### Extracted records

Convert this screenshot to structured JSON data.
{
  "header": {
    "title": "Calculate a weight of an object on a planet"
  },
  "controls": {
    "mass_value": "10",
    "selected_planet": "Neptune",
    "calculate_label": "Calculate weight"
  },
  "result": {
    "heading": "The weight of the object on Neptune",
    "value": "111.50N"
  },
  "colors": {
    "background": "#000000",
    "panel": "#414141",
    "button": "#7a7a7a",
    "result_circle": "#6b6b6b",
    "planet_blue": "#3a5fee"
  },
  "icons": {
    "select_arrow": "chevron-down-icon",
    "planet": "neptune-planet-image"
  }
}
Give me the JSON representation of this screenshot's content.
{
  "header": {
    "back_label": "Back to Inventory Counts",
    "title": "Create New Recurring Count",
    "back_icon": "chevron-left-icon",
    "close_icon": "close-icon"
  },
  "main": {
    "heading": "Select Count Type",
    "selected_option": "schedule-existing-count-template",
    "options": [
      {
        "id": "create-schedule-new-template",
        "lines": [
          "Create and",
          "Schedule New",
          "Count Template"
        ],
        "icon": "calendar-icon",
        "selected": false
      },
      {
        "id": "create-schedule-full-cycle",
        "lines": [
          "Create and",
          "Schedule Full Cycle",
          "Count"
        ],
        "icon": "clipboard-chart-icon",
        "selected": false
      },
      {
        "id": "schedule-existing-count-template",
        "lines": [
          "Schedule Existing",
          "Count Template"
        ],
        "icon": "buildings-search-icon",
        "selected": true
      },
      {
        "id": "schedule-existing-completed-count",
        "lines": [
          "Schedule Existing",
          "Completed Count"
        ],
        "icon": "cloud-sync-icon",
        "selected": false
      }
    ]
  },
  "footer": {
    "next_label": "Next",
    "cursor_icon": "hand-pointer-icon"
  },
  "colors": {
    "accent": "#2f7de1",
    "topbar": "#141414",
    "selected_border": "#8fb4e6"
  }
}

### JOB
Would you reproduce all the entries exactly?

### FINISHED ANSWER
Convert this screenshot to structured JSON data.
{
  "header": {
    "title": "Calculate a weight of an object on a planet"
  },
  "controls": {
    "mass_value": "10",
    "selected_planet": "Neptune",
    "calculate_label": "Calculate weight"
  },
  "result": {
    "heading": "The weight of the object on Neptune",
    "value": "111.50N"
  },
  "colors": {
    "background": "#000000",
    "panel": "#414141",
    "button": "#7a7a7a",
    "result_circle": "#6b6b6b",
    "planet_blue": "#3a5fee"
  },
  "icons": {
    "select_arrow": "chevron-down-icon",
    "planet": "neptune-planet-image"
  }
}
Give me the JSON representation of this screenshot's content.
{
  "header": {
    "back_label": "Back to Inventory Counts",
    "title": "Create New Recurring Count",
    "back_icon": "chevron-left-icon",
    "close_icon": "close-icon"
  },
  "main": {
    "heading": "Select Count Type",
    "selected_option": "schedule-existing-count-template",
    "options": [
      {
        "id": "create-schedule-new-template",
        "lines": [
          "Create and",
          "Schedule New",
          "Count Template"
        ],
        "icon": "calendar-icon",
        "selected": false
      },
      {
        "id": "create-schedule-full-cycle",
        "lines": [
          "Create and",
          "Schedule Full Cycle",
          "Count"
        ],
        "icon": "clipboard-chart-icon",
        "selected": false
      },
      {
        "id": "schedule-existing-count-template",
        "lines": [
          "Schedule Existing",
          "Count Template"
        ],
        "icon": "buildings-search-icon",
        "selected": true
      },
      {
        "id": "schedule-existing-completed-count",
        "lines": [
          "Schedule Existing",
          "Completed Count"
        ],
        "icon": "cloud-sync-icon",
        "selected": false
      }
    ]
  },
  "footer": {
    "next_label": "Next",
    "cursor_icon": "hand-pointer-icon"
  },
  "colors": {
    "accent": "#2f7de1",
    "topbar": "#141414",
    "selected_border": "#8fb4e6"
  }
}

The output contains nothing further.